▶ _Supplied material_
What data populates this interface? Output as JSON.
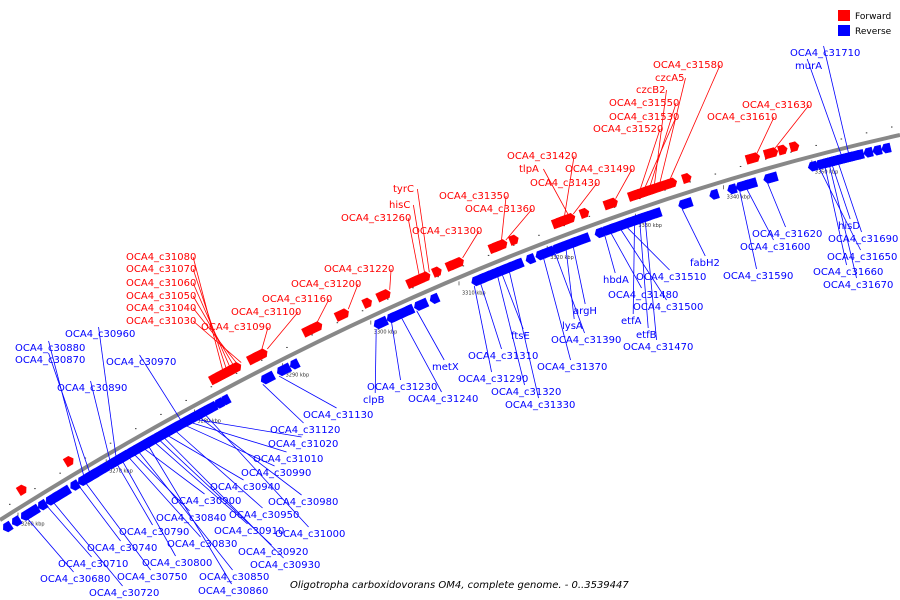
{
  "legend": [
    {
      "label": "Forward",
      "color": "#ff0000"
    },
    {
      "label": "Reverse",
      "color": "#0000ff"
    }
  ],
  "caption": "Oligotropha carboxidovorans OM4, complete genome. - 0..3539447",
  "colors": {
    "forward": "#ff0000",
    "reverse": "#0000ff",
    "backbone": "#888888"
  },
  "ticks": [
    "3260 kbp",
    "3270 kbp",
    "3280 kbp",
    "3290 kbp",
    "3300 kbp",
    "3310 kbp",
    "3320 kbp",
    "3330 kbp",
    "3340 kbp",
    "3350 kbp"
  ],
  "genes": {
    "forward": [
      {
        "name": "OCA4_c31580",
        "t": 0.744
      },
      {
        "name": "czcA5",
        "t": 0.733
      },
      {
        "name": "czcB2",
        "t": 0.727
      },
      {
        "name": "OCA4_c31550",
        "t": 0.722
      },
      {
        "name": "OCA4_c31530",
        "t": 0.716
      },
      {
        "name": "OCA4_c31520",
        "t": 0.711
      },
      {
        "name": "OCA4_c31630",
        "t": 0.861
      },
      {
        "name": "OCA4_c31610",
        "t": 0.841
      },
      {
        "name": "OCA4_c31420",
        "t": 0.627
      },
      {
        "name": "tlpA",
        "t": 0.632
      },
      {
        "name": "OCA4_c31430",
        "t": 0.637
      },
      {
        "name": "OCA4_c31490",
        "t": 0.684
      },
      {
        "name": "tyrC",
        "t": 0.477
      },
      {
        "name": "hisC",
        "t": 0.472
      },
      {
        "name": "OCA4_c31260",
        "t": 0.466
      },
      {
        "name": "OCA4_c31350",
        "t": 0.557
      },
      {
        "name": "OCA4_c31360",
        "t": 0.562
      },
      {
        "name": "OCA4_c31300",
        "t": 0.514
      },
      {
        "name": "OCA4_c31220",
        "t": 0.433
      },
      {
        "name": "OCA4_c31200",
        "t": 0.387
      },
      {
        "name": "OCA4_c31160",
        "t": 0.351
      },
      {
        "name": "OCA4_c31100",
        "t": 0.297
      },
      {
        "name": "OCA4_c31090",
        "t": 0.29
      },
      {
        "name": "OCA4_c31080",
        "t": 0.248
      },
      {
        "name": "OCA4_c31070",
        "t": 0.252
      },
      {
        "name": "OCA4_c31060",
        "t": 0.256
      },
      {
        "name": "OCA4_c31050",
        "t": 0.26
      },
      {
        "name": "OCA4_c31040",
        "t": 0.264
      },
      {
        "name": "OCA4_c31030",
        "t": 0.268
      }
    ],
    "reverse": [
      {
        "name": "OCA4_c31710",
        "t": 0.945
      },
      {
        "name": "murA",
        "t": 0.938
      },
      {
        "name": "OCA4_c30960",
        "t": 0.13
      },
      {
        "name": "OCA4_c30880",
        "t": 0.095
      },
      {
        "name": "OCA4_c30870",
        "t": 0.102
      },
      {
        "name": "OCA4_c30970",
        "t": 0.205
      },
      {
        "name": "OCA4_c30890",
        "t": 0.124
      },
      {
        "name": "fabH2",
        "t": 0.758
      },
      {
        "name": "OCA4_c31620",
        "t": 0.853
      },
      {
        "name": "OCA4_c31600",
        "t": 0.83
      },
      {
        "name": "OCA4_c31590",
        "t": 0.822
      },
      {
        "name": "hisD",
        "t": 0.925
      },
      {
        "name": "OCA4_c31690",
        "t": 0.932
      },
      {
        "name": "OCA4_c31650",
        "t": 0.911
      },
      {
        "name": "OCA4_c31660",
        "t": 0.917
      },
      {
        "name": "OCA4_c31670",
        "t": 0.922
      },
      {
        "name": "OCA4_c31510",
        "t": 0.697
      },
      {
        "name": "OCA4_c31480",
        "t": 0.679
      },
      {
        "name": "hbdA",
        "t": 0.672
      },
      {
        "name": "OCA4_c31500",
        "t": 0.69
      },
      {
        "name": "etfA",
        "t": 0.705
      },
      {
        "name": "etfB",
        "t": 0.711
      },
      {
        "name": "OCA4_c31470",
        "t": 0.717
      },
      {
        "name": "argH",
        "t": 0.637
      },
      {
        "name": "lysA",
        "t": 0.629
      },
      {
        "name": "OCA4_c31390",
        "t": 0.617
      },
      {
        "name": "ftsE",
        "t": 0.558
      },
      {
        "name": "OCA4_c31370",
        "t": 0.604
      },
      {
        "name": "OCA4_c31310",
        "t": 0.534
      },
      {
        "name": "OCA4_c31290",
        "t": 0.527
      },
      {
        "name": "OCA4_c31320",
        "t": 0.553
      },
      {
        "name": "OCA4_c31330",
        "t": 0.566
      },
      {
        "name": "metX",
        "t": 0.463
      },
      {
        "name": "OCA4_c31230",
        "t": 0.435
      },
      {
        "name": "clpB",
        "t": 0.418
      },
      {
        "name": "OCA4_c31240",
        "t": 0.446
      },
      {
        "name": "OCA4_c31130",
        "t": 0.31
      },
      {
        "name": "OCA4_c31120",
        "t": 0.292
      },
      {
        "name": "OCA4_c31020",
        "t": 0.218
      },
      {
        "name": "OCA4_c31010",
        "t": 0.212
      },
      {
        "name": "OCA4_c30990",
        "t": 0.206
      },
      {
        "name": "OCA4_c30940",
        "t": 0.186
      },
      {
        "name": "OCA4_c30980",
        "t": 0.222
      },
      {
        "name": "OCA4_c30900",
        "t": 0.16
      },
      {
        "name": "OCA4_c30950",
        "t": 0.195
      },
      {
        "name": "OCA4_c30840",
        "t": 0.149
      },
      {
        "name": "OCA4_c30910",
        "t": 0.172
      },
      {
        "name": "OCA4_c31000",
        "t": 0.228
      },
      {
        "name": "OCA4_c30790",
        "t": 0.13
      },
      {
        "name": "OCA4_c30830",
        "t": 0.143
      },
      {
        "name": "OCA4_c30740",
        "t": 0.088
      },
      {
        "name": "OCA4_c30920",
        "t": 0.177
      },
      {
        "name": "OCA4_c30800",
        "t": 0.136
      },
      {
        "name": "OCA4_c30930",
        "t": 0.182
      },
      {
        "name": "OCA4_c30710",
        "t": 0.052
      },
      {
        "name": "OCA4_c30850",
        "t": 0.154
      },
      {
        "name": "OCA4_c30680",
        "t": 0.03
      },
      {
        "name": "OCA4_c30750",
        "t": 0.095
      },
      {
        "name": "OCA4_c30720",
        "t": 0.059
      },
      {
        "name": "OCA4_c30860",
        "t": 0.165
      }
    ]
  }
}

▶ _What you will do_
Print all the records exactly, minus any images.

▶ _Task output_
What data populates this interface? Output as JSON.
{
  "legend": [
    {
      "label": "Forward",
      "color": "#ff0000"
    },
    {
      "label": "Reverse",
      "color": "#0000ff"
    }
  ],
  "caption": "Oligotropha carboxidovorans OM4, complete genome. - 0..3539447",
  "colors": {
    "forward": "#ff0000",
    "reverse": "#0000ff",
    "backbone": "#888888"
  },
  "ticks": [
    "3260 kbp",
    "3270 kbp",
    "3280 kbp",
    "3290 kbp",
    "3300 kbp",
    "3310 kbp",
    "3320 kbp",
    "3330 kbp",
    "3340 kbp",
    "3350 kbp"
  ],
  "genes": {
    "forward": [
      {
        "name": "OCA4_c31580",
        "t": 0.744
      },
      {
        "name": "czcA5",
        "t": 0.733
      },
      {
        "name": "czcB2",
        "t": 0.727
      },
      {
        "name": "OCA4_c31550",
        "t": 0.722
      },
      {
        "name": "OCA4_c31530",
        "t": 0.716
      },
      {
        "name": "OCA4_c31520",
        "t": 0.711
      },
      {
        "name": "OCA4_c31630",
        "t": 0.861
      },
      {
        "name": "OCA4_c31610",
        "t": 0.841
      },
      {
        "name": "OCA4_c31420",
        "t": 0.627
      },
      {
        "name": "tlpA",
        "t": 0.632
      },
      {
        "name": "OCA4_c31430",
        "t": 0.637
      },
      {
        "name": "OCA4_c31490",
        "t": 0.684
      },
      {
        "name": "tyrC",
        "t": 0.477
      },
      {
        "name": "hisC",
        "t": 0.472
      },
      {
        "name": "OCA4_c31260",
        "t": 0.466
      },
      {
        "name": "OCA4_c31350",
        "t": 0.557
      },
      {
        "name": "OCA4_c31360",
        "t": 0.562
      },
      {
        "name": "OCA4_c31300",
        "t": 0.514
      },
      {
        "name": "OCA4_c31220",
        "t": 0.433
      },
      {
        "name": "OCA4_c31200",
        "t": 0.387
      },
      {
        "name": "OCA4_c31160",
        "t": 0.351
      },
      {
        "name": "OCA4_c31100",
        "t": 0.297
      },
      {
        "name": "OCA4_c31090",
        "t": 0.29
      },
      {
        "name": "OCA4_c31080",
        "t": 0.248
      },
      {
        "name": "OCA4_c31070",
        "t": 0.252
      },
      {
        "name": "OCA4_c31060",
        "t": 0.256
      },
      {
        "name": "OCA4_c31050",
        "t": 0.26
      },
      {
        "name": "OCA4_c31040",
        "t": 0.264
      },
      {
        "name": "OCA4_c31030",
        "t": 0.268
      }
    ],
    "reverse": [
      {
        "name": "OCA4_c31710",
        "t": 0.945
      },
      {
        "name": "murA",
        "t": 0.938
      },
      {
        "name": "OCA4_c30960",
        "t": 0.13
      },
      {
        "name": "OCA4_c30880",
        "t": 0.095
      },
      {
        "name": "OCA4_c30870",
        "t": 0.102
      },
      {
        "name": "OCA4_c30970",
        "t": 0.205
      },
      {
        "name": "OCA4_c30890",
        "t": 0.124
      },
      {
        "name": "fabH2",
        "t": 0.758
      },
      {
        "name": "OCA4_c31620",
        "t": 0.853
      },
      {
        "name": "OCA4_c31600",
        "t": 0.83
      },
      {
        "name": "OCA4_c31590",
        "t": 0.822
      },
      {
        "name": "hisD",
        "t": 0.925
      },
      {
        "name": "OCA4_c31690",
        "t": 0.932
      },
      {
        "name": "OCA4_c31650",
        "t": 0.911
      },
      {
        "name": "OCA4_c31660",
        "t": 0.917
      },
      {
        "name": "OCA4_c31670",
        "t": 0.922
      },
      {
        "name": "OCA4_c31510",
        "t": 0.697
      },
      {
        "name": "OCA4_c31480",
        "t": 0.679
      },
      {
        "name": "hbdA",
        "t": 0.672
      },
      {
        "name": "OCA4_c31500",
        "t": 0.69
      },
      {
        "name": "etfA",
        "t": 0.705
      },
      {
        "name": "etfB",
        "t": 0.711
      },
      {
        "name": "OCA4_c31470",
        "t": 0.717
      },
      {
        "name": "argH",
        "t": 0.637
      },
      {
        "name": "lysA",
        "t": 0.629
      },
      {
        "name": "OCA4_c31390",
        "t": 0.617
      },
      {
        "name": "ftsE",
        "t": 0.558
      },
      {
        "name": "OCA4_c31370",
        "t": 0.604
      },
      {
        "name": "OCA4_c31310",
        "t": 0.534
      },
      {
        "name": "OCA4_c31290",
        "t": 0.527
      },
      {
        "name": "OCA4_c31320",
        "t": 0.553
      },
      {
        "name": "OCA4_c31330",
        "t": 0.566
      },
      {
        "name": "metX",
        "t": 0.463
      },
      {
        "name": "OCA4_c31230",
        "t": 0.435
      },
      {
        "name": "clpB",
        "t": 0.418
      },
      {
        "name": "OCA4_c31240",
        "t": 0.446
      },
      {
        "name": "OCA4_c31130",
        "t": 0.31
      },
      {
        "name": "OCA4_c31120",
        "t": 0.292
      },
      {
        "name": "OCA4_c31020",
        "t": 0.218
      },
      {
        "name": "OCA4_c31010",
        "t": 0.212
      },
      {
        "name": "OCA4_c30990",
        "t": 0.206
      },
      {
        "name": "OCA4_c30940",
        "t": 0.186
      },
      {
        "name": "OCA4_c30980",
        "t": 0.222
      },
      {
        "name": "OCA4_c30900",
        "t": 0.16
      },
      {
        "name": "OCA4_c30950",
        "t": 0.195
      },
      {
        "name": "OCA4_c30840",
        "t": 0.149
      },
      {
        "name": "OCA4_c30910",
        "t": 0.172
      },
      {
        "name": "OCA4_c31000",
        "t": 0.228
      },
      {
        "name": "OCA4_c30790",
        "t": 0.13
      },
      {
        "name": "OCA4_c30830",
        "t": 0.143
      },
      {
        "name": "OCA4_c30740",
        "t": 0.088
      },
      {
        "name": "OCA4_c30920",
        "t": 0.177
      },
      {
        "name": "OCA4_c30800",
        "t": 0.136
      },
      {
        "name": "OCA4_c30930",
        "t": 0.182
      },
      {
        "name": "OCA4_c30710",
        "t": 0.052
      },
      {
        "name": "OCA4_c30850",
        "t": 0.154
      },
      {
        "name": "OCA4_c30680",
        "t": 0.03
      },
      {
        "name": "OCA4_c30750",
        "t": 0.095
      },
      {
        "name": "OCA4_c30720",
        "t": 0.059
      },
      {
        "name": "OCA4_c30860",
        "t": 0.165
      }
    ]
  }
}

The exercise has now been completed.